[Study text]

We have an Ember UI that we're porting to a Single Sign-on provider. This is behind a server-side feature flag such that, when the flag is on, the user is redirected to the SSO provider login portal and, when the flag is off, the user may still login through an Ember route.
I have this functioning with a call to a server endpoint in the Ember Route beforeModel()
call. However, since this is an asynchronous call, the page continues rendering before the request returns, the results processed and the browser redirected. Thus, the user can briefly see the old login form before being redirected to the SSO portal. I would prefer that the user only see a blank browser window before the SSO portal is shown.
Is there a way to get the Route beforeModel()
method to block on the results of a server call? I tried putting an explicit call to the super.beforeModel()
only after the ajax callback has been processed, but Ember doesn't seem to wait for that to finish before proceeding with the rendering.
return Em.Route.extend(/** @lends application.LoginRoute# */{
beforeModel: function() {
var route = this;
return Ember.$.ajax(
'/ws/ssoEnabled',
{'success': function(json) {
Em.Logger.info("[LOGIN ROUTE] SSO Redirect information:", json);
if (json.isSsoEnabled === true) {
Em.Logger.info("[LOGIN ROUTE] Redirecting to", json.ssoRedirectUrl);
window.location.replace(json.ssoRedirectUrl);
return;
}
route._super.beforeModel();
},
'error': function(reason) {
Em.Logger.error("SSO detection failed", reason);
});
},
(Roughly that's what it does; there's some global syntactic sugar helper methods that abstract the Ember.$.ajax
call.)

[Extracted information]

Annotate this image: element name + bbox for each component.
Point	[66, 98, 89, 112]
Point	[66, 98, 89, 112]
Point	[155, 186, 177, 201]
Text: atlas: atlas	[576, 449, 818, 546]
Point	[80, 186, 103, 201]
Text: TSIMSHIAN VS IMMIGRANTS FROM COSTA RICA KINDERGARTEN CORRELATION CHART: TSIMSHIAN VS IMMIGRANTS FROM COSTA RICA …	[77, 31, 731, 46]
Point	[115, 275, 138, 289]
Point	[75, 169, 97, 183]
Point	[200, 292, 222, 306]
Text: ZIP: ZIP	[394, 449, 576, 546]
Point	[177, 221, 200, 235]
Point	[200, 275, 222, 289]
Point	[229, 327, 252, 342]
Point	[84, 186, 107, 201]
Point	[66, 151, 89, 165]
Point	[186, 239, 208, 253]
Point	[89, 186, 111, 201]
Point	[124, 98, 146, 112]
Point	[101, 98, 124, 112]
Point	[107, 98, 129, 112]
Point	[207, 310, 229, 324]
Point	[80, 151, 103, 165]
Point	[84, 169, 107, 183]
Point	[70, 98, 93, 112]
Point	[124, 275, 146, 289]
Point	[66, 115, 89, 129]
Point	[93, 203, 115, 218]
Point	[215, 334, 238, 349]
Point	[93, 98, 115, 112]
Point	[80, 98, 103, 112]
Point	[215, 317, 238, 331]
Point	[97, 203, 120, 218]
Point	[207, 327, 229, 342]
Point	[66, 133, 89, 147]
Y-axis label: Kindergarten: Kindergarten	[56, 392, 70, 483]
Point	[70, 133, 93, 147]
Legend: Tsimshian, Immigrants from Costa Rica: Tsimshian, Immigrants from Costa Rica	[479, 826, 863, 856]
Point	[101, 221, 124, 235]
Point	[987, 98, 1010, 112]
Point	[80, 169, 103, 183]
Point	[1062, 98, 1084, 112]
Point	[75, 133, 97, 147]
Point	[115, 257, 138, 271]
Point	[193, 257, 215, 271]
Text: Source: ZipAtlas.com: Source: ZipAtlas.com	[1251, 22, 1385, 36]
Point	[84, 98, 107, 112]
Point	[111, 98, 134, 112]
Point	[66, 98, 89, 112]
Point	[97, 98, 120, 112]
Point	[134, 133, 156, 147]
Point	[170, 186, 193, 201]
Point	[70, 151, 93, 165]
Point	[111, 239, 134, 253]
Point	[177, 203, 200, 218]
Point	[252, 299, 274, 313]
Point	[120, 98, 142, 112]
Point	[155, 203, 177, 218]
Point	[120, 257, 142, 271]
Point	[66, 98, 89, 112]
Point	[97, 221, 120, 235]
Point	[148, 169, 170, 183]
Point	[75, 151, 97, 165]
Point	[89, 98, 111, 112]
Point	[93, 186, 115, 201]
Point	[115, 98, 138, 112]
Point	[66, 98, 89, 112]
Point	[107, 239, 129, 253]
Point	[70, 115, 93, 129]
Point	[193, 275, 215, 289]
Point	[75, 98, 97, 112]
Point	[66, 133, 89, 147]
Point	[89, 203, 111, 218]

[Questions on the material]
1. In the Ember SSO login question, why can the user briefly see the old login form before being sent to the SSO portal? Answer in one to three sentences.
2. Continue the Ember SSO login question after its last sentence.

[Response list]
1. The server call in the route's beforeModel() is asynchronous, so the page keeps rendering before the request returns, its results are processed, and the browser is redirected. For that short interval the old login form is visible.

2.
Does the model loading block rendering until loading? I hesitate to experiment because the login pages do not have a model defined, so it would take a bit more new code.
The application is structured somewhat oddly. The Login pages are actually a separate app on Ember v2.4, so I can hook anywhere in the application code without worrying about breaking the actual app. I have tried also hooking into the Application and only calling the Ember.Application.create()
method from inside the server call promise resolution. However, it seems that loading the login page components (via RequireJS) at all triggers their render.